### [Work required]
Scan the entries below. List each line with "vendors".
— BEGIN Material provided —
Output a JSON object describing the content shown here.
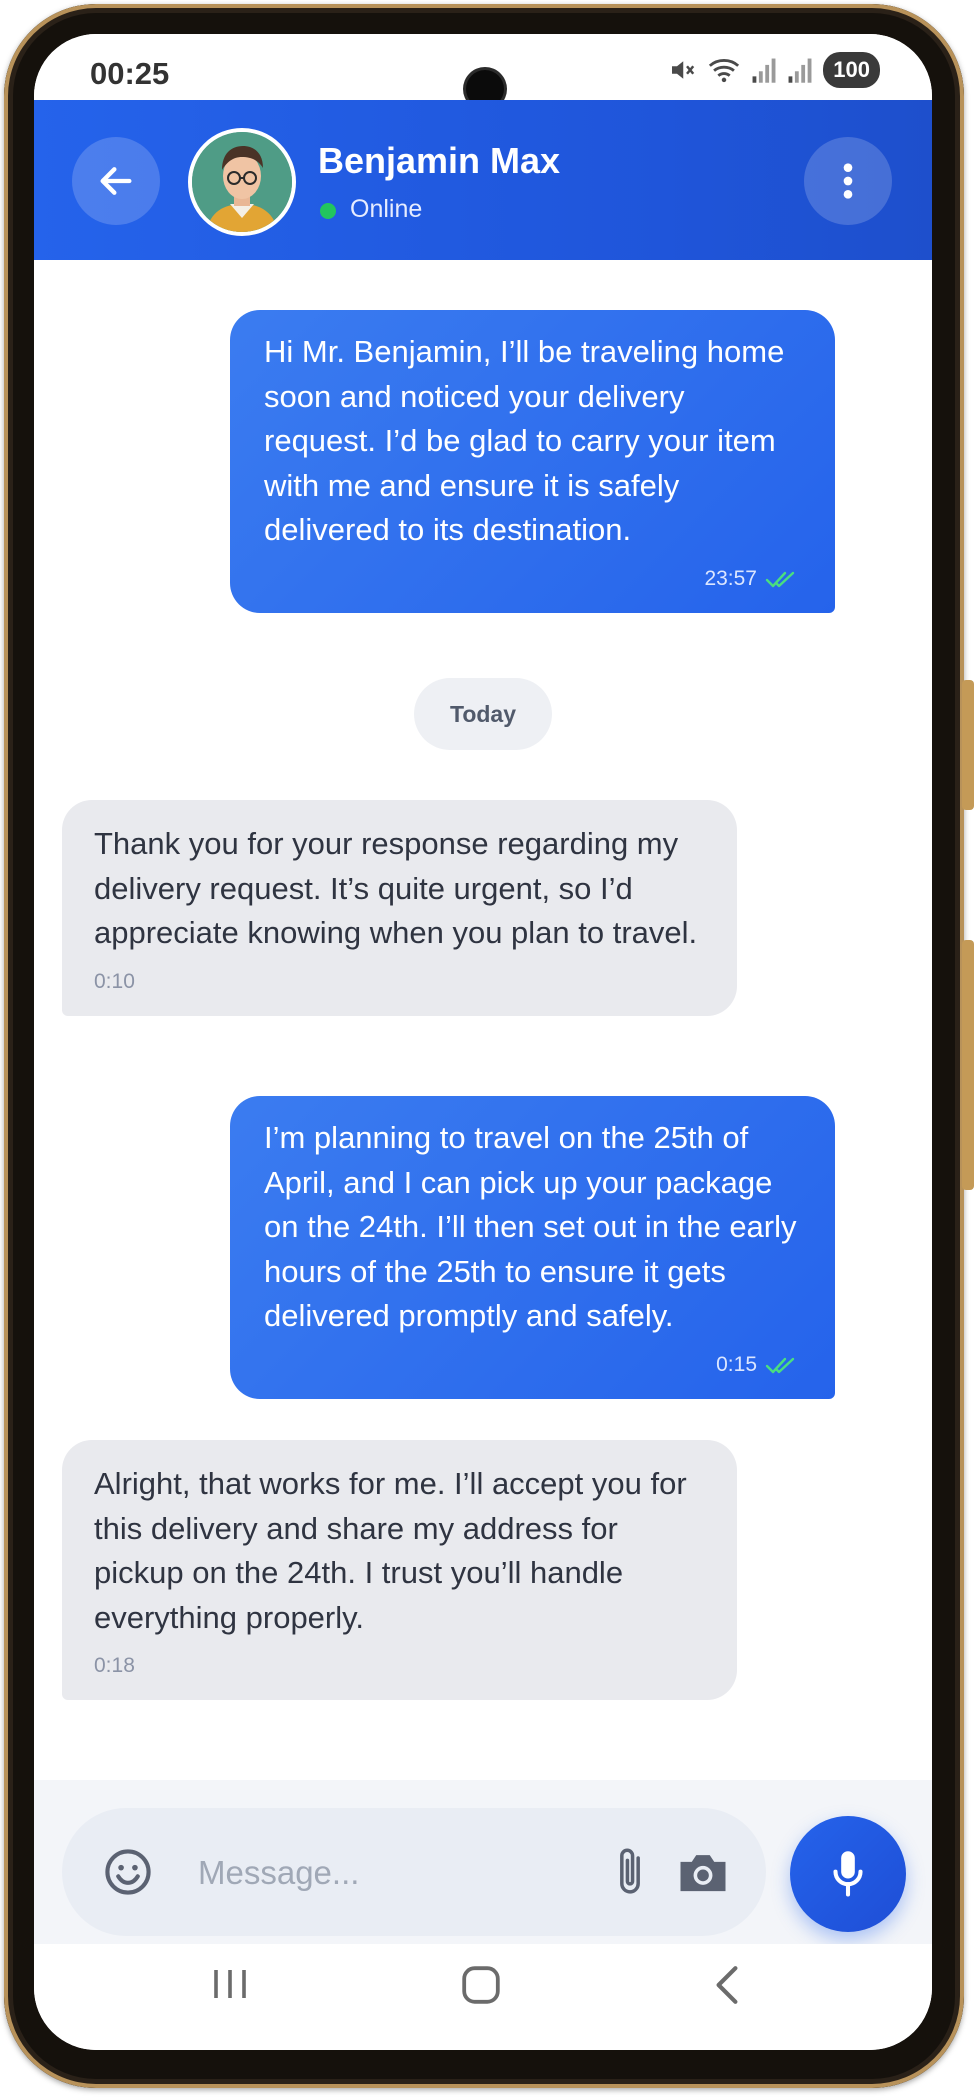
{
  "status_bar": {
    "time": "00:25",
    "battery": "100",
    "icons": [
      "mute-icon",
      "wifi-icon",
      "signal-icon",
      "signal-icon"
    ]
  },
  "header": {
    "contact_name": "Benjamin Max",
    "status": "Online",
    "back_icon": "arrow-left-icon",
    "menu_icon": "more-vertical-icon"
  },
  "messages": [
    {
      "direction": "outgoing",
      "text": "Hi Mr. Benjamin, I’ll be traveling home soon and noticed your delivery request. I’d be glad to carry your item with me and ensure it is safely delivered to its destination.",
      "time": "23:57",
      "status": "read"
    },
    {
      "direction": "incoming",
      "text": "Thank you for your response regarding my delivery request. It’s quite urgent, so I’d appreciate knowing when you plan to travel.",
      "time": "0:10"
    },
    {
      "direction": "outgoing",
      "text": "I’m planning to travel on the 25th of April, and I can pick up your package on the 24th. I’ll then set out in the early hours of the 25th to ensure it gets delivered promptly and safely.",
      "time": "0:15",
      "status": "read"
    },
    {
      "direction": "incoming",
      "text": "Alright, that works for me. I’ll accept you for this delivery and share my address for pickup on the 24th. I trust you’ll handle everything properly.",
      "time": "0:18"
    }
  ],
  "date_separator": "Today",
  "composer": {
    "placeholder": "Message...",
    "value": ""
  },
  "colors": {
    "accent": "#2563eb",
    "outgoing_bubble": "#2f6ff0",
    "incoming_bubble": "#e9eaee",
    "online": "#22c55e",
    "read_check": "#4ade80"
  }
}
— END Material provided —
— BEGIN Material provided —
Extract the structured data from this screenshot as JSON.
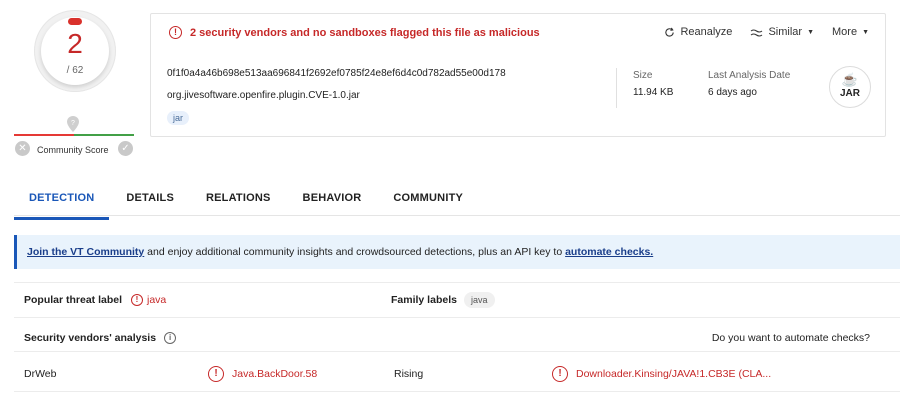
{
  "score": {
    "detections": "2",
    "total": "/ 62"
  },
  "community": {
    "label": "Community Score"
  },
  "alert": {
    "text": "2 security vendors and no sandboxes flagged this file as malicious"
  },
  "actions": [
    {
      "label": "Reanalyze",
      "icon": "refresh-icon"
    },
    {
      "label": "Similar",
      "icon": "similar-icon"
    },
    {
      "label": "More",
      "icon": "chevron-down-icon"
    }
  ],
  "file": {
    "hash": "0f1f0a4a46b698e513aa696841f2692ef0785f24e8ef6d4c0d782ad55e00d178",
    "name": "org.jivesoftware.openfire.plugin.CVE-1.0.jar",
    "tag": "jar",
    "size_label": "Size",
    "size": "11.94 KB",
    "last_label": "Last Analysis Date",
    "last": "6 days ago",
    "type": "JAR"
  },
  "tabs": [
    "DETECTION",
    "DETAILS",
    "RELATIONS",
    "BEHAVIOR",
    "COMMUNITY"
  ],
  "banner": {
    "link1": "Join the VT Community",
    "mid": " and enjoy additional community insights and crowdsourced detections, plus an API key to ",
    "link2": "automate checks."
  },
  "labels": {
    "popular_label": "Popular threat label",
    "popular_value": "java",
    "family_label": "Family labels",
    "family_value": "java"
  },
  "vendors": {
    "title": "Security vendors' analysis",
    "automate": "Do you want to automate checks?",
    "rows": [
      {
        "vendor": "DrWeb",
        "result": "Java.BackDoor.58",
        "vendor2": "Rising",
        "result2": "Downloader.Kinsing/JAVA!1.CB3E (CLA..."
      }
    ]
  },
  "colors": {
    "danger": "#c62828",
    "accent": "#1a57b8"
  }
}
— END Material provided —
### [Written answer]
    "text": "2 security vendors and no sandboxes flagged this file as malicious"
  "vendors": {
    "title": "Security vendors' analysis",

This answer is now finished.